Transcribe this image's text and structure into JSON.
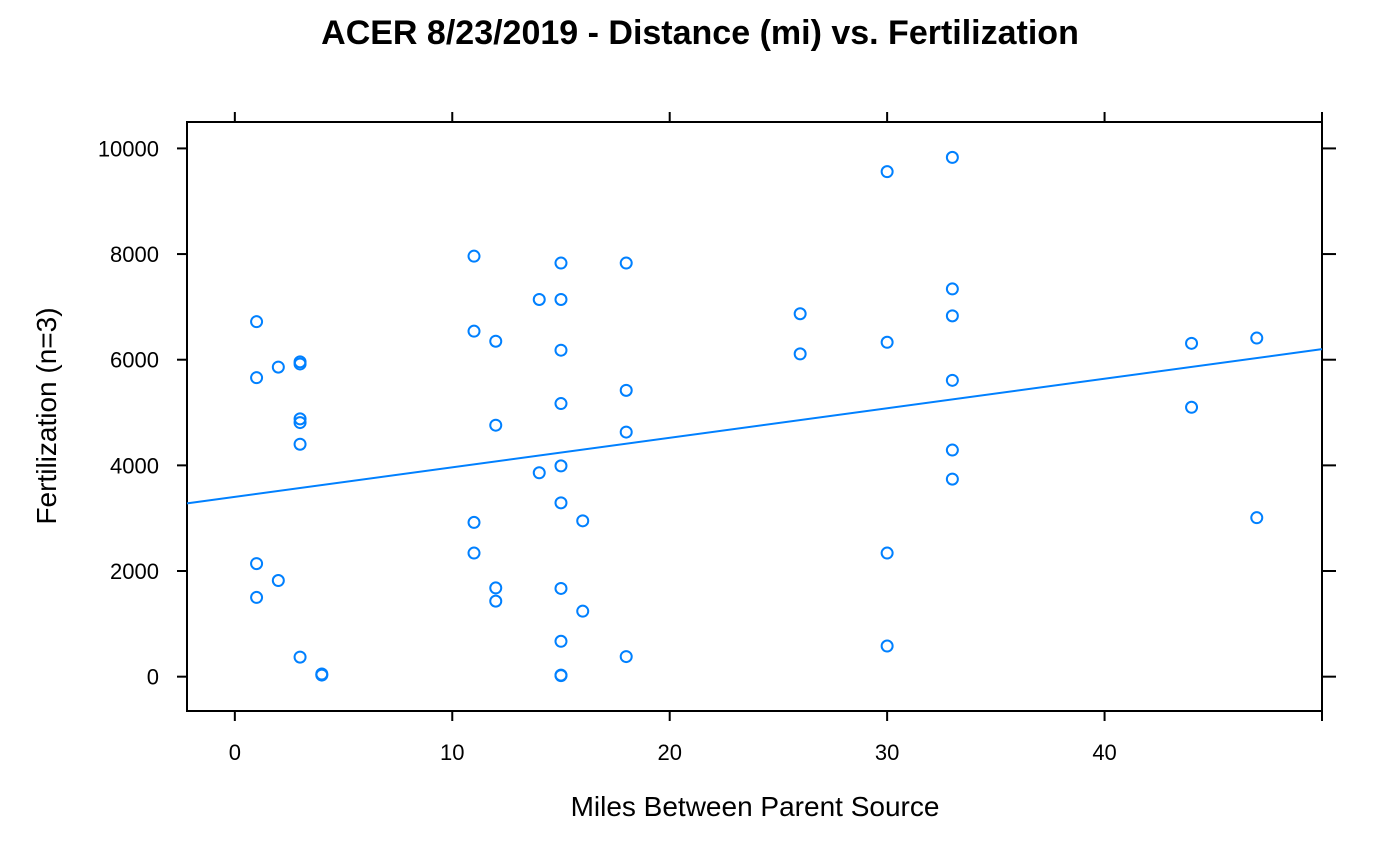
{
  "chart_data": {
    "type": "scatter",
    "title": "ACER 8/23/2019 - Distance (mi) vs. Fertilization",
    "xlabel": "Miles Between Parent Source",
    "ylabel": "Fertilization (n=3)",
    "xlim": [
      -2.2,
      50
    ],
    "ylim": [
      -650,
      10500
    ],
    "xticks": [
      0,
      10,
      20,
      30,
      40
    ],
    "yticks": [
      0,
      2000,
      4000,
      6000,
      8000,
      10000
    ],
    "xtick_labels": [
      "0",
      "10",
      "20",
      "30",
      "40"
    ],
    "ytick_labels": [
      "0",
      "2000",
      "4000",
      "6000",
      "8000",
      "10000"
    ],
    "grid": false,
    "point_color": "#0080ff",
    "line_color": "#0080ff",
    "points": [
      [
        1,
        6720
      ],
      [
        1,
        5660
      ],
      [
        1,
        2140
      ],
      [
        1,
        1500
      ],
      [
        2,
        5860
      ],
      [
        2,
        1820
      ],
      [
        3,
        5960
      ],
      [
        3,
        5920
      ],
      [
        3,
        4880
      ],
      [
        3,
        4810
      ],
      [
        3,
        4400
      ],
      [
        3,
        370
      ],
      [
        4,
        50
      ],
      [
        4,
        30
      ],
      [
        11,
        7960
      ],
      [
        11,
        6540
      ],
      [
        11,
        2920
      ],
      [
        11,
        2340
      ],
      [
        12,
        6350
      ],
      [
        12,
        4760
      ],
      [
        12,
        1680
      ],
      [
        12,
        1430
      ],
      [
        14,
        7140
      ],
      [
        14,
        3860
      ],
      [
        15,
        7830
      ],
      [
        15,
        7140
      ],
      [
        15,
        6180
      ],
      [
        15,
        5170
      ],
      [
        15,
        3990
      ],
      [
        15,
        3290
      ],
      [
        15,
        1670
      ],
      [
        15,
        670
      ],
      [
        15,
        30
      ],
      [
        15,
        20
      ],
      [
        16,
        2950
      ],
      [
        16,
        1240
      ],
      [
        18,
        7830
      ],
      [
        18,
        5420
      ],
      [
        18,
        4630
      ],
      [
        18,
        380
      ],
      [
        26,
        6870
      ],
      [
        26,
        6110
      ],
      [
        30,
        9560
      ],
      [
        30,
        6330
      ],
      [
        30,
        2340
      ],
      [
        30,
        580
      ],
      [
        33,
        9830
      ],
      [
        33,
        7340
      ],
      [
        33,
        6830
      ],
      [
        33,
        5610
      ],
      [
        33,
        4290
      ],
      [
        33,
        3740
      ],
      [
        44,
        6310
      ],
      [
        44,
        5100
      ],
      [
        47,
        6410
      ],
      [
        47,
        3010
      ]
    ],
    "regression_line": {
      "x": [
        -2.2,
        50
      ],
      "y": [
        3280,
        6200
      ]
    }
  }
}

□ □ □ □ □

_Request_:
Search the entries for "Fertilization" and copy out each line that has it.

_Output for this task_:
    "title": "ACER 8/23/2019 - Distance (mi) vs. Fertilization",
    "ylabel": "Fertilization (n=3)",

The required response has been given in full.